>> BEGIN MATERIAL FOR THIS TASK

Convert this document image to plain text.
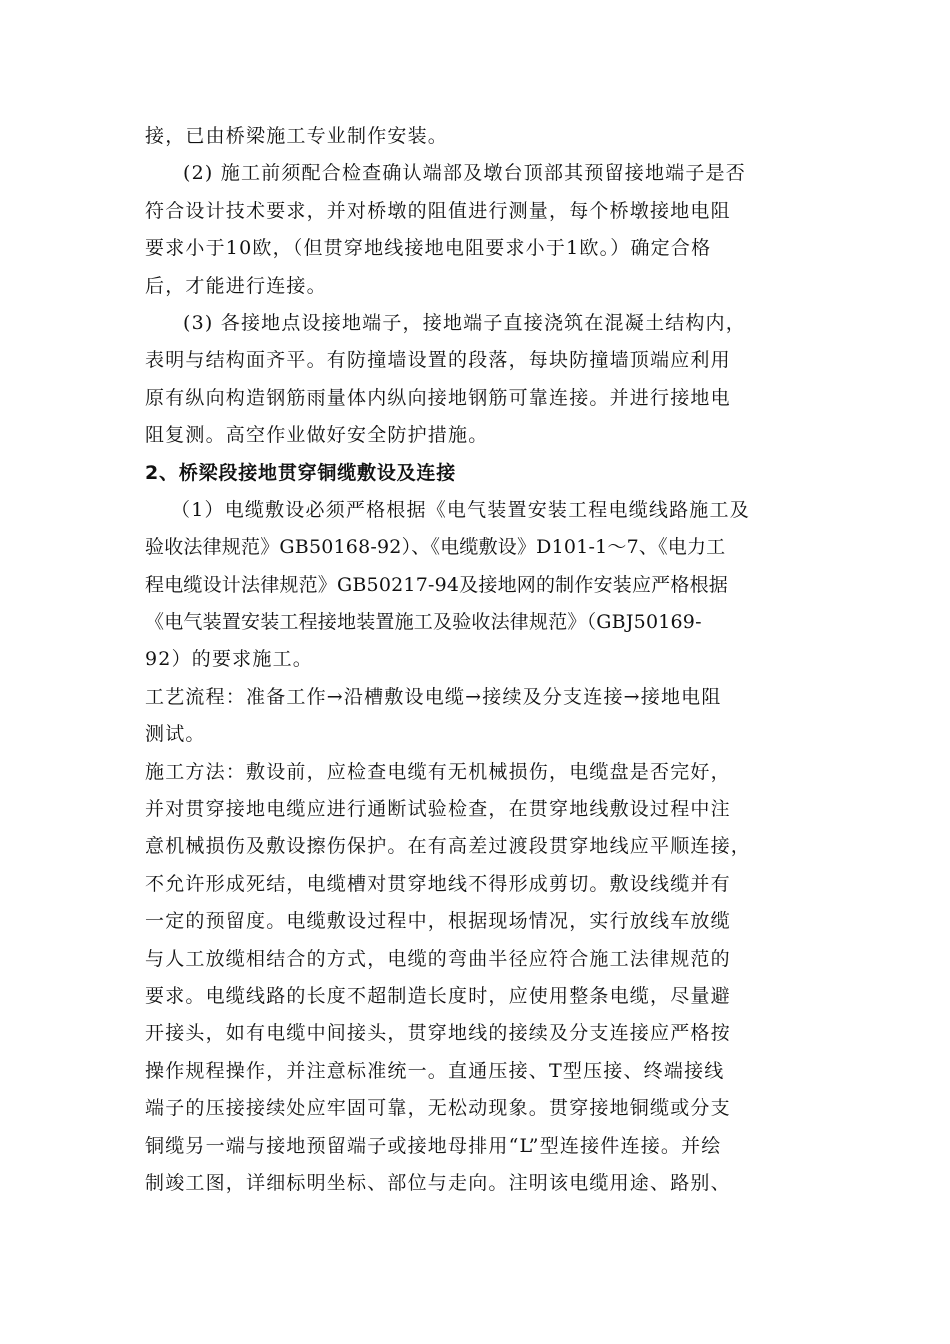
接，已由桥梁施工专业制作安装。
(2) 施工前须配合检查确认端部及墩台顶部其预留接地端子是否
符合设计技术要求，并对桥墩的阻值进行测量，每个桥墩接地电阻
要求小于10欧，（但贯穿地线接地电阻要求小于1欧。）确定合格
后，才能进行连接。
(3) 各接地点设接地端子，接地端子直接浇筑在混凝土结构内，
表明与结构面齐平。有防撞墙设置的段落，每块防撞墙顶端应利用
原有纵向构造钢筋雨量体内纵向接地钢筋可靠连接。并进行接地电
阻复测。高空作业做好安全防护措施。
2、桥梁段接地贯穿铜缆敷设及连接
（1）电缆敷设必须严格根据《电气装置安装工程电缆线路施工及
验收法律规范》GB50168-92）、《电缆敷设》D101-1～7、《电力工
程电缆设计法律规范》GB50217-94及接地网的制作安装应严格根据
《电气装置安装工程接地装置施工及验收法律规范》（GBJ50169-
92）的要求施工。
工艺流程：准备工作→沿槽敷设电缆→接续及分支连接→接地电阻
测试。
施工方法：敷设前，应检查电缆有无机械损伤，电缆盘是否完好，
并对贯穿接地电缆应进行通断试验检查，在贯穿地线敷设过程中注
意机械损伤及敷设擦伤保护。在有高差过渡段贯穿地线应平顺连接，
不允许形成死结，电缆槽对贯穿地线不得形成剪切。敷设线缆并有
一定的预留度。电缆敷设过程中，根据现场情况，实行放线车放缆
与人工放缆相结合的方式，电缆的弯曲半径应符合施工法律规范的
要求。电缆线路的长度不超制造长度时，应使用整条电缆，尽量避
开接头，如有电缆中间接头，贯穿地线的接续及分支连接应严格按
操作规程操作，并注意标准统一。直通压接、T型压接、终端接线
端子的压接接续处应牢固可靠，无松动现象。贯穿接地铜缆或分支
铜缆另一端与接地预留端子或接地母排用“L”型连接件连接。并绘
制竣工图，详细标明坐标、部位与走向。注明该电缆用途、路别、
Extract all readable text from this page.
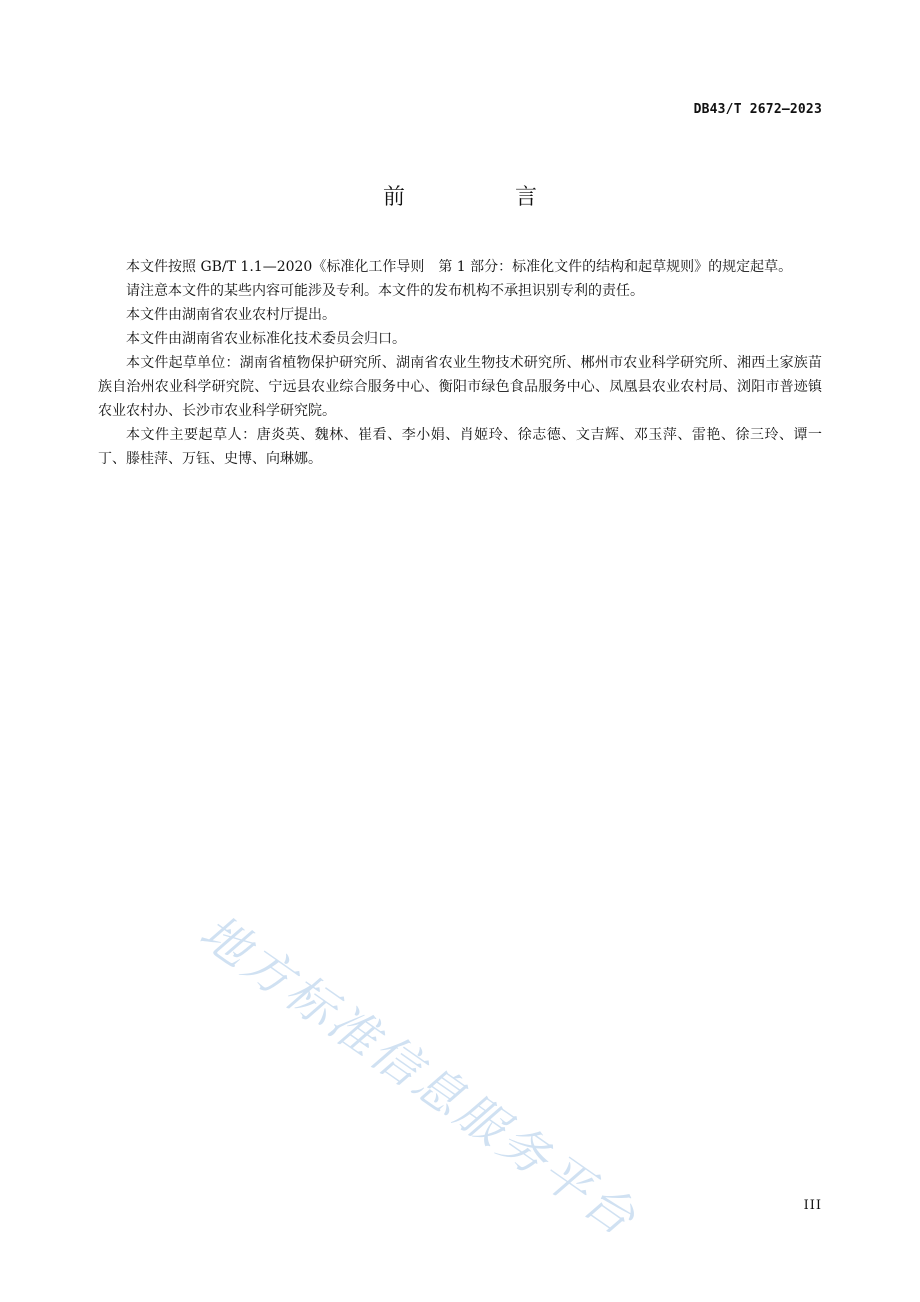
DB43/T 2672—2023
前　言

本文件按照 GB/T 1.1—2020《标准化工作导则　第 1 部分：标准化文件的结构和起草规则》的规定起草。

请注意本文件的某些内容可能涉及专利。本文件的发布机构不承担识别专利的责任。

本文件由湖南省农业农村厅提出。

本文件由湖南省农业标准化技术委员会归口。

本文件起草单位：湖南省植物保护研究所、湖南省农业生物技术研究所、郴州市农业科学研究所、湘西土家族苗族自治州农业科学研究院、宁远县农业综合服务中心、衡阳市绿色食品服务中心、凤凰县农业农村局、浏阳市普迹镇农业农村办、长沙市农业科学研究院。

本文件主要起草人：唐炎英、魏林、崔看、李小娟、肖姬玲、徐志德、文吉辉、邓玉萍、雷艳、徐三玲、谭一丁、滕桂萍、万钰、史博、向琳娜。

地方标准信息服务平台	III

>> END MATERIAL FOR THIS TASK

• [WHAT IS EXPECTED]:
Reproduce the full material exactly, excluding the pictures.

• [RESULT OF THIS EXERCISE]:
Convert this document image to plain text.
接，已由桥梁施工专业制作安装。
(2) 施工前须配合检查确认端部及墩台顶部其预留接地端子是否
符合设计技术要求，并对桥墩的阻值进行测量，每个桥墩接地电阻
要求小于10欧，（但贯穿地线接地电阻要求小于1欧。）确定合格
后，才能进行连接。
(3) 各接地点设接地端子，接地端子直接浇筑在混凝土结构内，
表明与结构面齐平。有防撞墙设置的段落，每块防撞墙顶端应利用
原有纵向构造钢筋雨量体内纵向接地钢筋可靠连接。并进行接地电
阻复测。高空作业做好安全防护措施。
2、桥梁段接地贯穿铜缆敷设及连接
（1）电缆敷设必须严格根据《电气装置安装工程电缆线路施工及
验收法律规范》GB50168-92）、《电缆敷设》D101-1～7、《电力工
程电缆设计法律规范》GB50217-94及接地网的制作安装应严格根据
《电气装置安装工程接地装置施工及验收法律规范》（GBJ50169-
92）的要求施工。
工艺流程：准备工作→沿槽敷设电缆→接续及分支连接→接地电阻
测试。
施工方法：敷设前，应检查电缆有无机械损伤，电缆盘是否完好，
并对贯穿接地电缆应进行通断试验检查，在贯穿地线敷设过程中注
意机械损伤及敷设擦伤保护。在有高差过渡段贯穿地线应平顺连接，
不允许形成死结，电缆槽对贯穿地线不得形成剪切。敷设线缆并有
一定的预留度。电缆敷设过程中，根据现场情况，实行放线车放缆
与人工放缆相结合的方式，电缆的弯曲半径应符合施工法律规范的
要求。电缆线路的长度不超制造长度时，应使用整条电缆，尽量避
开接头，如有电缆中间接头，贯穿地线的接续及分支连接应严格按
操作规程操作，并注意标准统一。直通压接、T型压接、终端接线
端子的压接接续处应牢固可靠，无松动现象。贯穿接地铜缆或分支
铜缆另一端与接地预留端子或接地母排用“L”型连接件连接。并绘
制竣工图，详细标明坐标、部位与走向。注明该电缆用途、路别、
Extract all readable text from this page.
DB43/T 2672—2023
前　言

本文件按照 GB/T 1.1—2020《标准化工作导则　第 1 部分：标准化文件的结构和起草规则》的规定起草。

请注意本文件的某些内容可能涉及专利。本文件的发布机构不承担识别专利的责任。

本文件由湖南省农业农村厅提出。

本文件由湖南省农业标准化技术委员会归口。

本文件起草单位：湖南省植物保护研究所、湖南省农业生物技术研究所、郴州市农业科学研究所、湘西土家族苗族自治州农业科学研究院、宁远县农业综合服务中心、衡阳市绿色食品服务中心、凤凰县农业农村局、浏阳市普迹镇农业农村办、长沙市农业科学研究院。

本文件主要起草人：唐炎英、魏林、崔看、李小娟、肖姬玲、徐志德、文吉辉、邓玉萍、雷艳、徐三玲、谭一丁、滕桂萍、万钰、史博、向琳娜。

地方标准信息服务平台	III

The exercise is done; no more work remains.